WHAT YOU HAVE TO DO:
The entries below contain pictures. Retype everything except those pictures, exactly as given.

○ ○ ○ ○ ○ ○ ○

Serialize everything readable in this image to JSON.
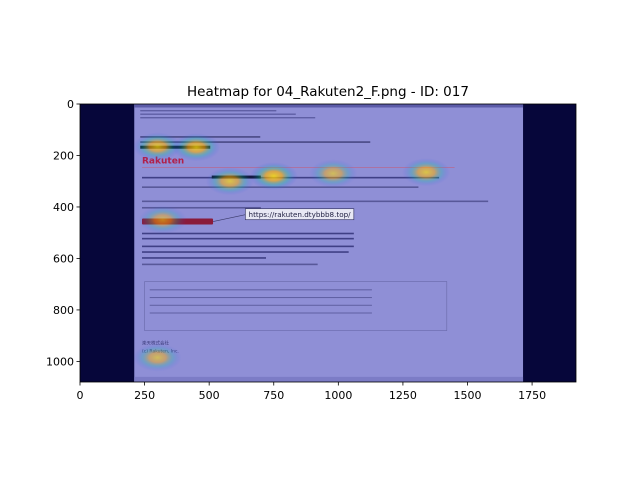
{
  "chart_data": {
    "type": "heatmap",
    "title": "Heatmap for 04_Rakuten2_F.png - ID: 017",
    "xlabel": "",
    "ylabel": "",
    "xlim": [
      0,
      1920
    ],
    "ylim": [
      1080,
      0
    ],
    "x_ticks": [
      0,
      250,
      500,
      750,
      1000,
      1250,
      1500,
      1750
    ],
    "y_ticks": [
      0,
      200,
      400,
      600,
      800,
      1000
    ],
    "grid": false,
    "legend": "none",
    "background_image": {
      "x_range": [
        210,
        1715
      ],
      "email_texts": {
        "brand": "Rakuten",
        "url_tooltip": "https://rakuten.dtybbb8.top/",
        "footer_company": "楽天株式会社",
        "footer_company_en": "(c) Rakuten, Inc."
      }
    },
    "hotspots": [
      {
        "x": 300,
        "y": 165,
        "intensity": 0.75
      },
      {
        "x": 450,
        "y": 168,
        "intensity": 0.8
      },
      {
        "x": 580,
        "y": 300,
        "intensity": 0.7
      },
      {
        "x": 750,
        "y": 280,
        "intensity": 0.85
      },
      {
        "x": 980,
        "y": 270,
        "intensity": 0.6
      },
      {
        "x": 1340,
        "y": 265,
        "intensity": 0.7
      },
      {
        "x": 320,
        "y": 450,
        "intensity": 0.55
      },
      {
        "x": 300,
        "y": 985,
        "intensity": 0.6
      }
    ]
  }
}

○ ○ ○ ○ ○ ○ ○

TASK SOLUTION:
Serialize everything readable in this image to JSON.
{
  "chart_data": {
    "type": "heatmap",
    "title": "Heatmap for 04_Rakuten2_F.png - ID: 017",
    "xlabel": "",
    "ylabel": "",
    "xlim": [
      0,
      1920
    ],
    "ylim": [
      1080,
      0
    ],
    "x_ticks": [
      0,
      250,
      500,
      750,
      1000,
      1250,
      1500,
      1750
    ],
    "y_ticks": [
      0,
      200,
      400,
      600,
      800,
      1000
    ],
    "grid": false,
    "legend": "none",
    "background_image": {
      "x_range": [
        210,
        1715
      ],
      "email_texts": {
        "brand": "Rakuten",
        "url_tooltip": "https://rakuten.dtybbb8.top/",
        "footer_company": "楽天株式会社",
        "footer_company_en": "(c) Rakuten, Inc."
      }
    },
    "hotspots": [
      {
        "x": 300,
        "y": 165,
        "intensity": 0.75
      },
      {
        "x": 450,
        "y": 168,
        "intensity": 0.8
      },
      {
        "x": 580,
        "y": 300,
        "intensity": 0.7
      },
      {
        "x": 750,
        "y": 280,
        "intensity": 0.85
      },
      {
        "x": 980,
        "y": 270,
        "intensity": 0.6
      },
      {
        "x": 1340,
        "y": 265,
        "intensity": 0.7
      },
      {
        "x": 320,
        "y": 450,
        "intensity": 0.55
      },
      {
        "x": 300,
        "y": 985,
        "intensity": 0.6
      }
    ]
  }
}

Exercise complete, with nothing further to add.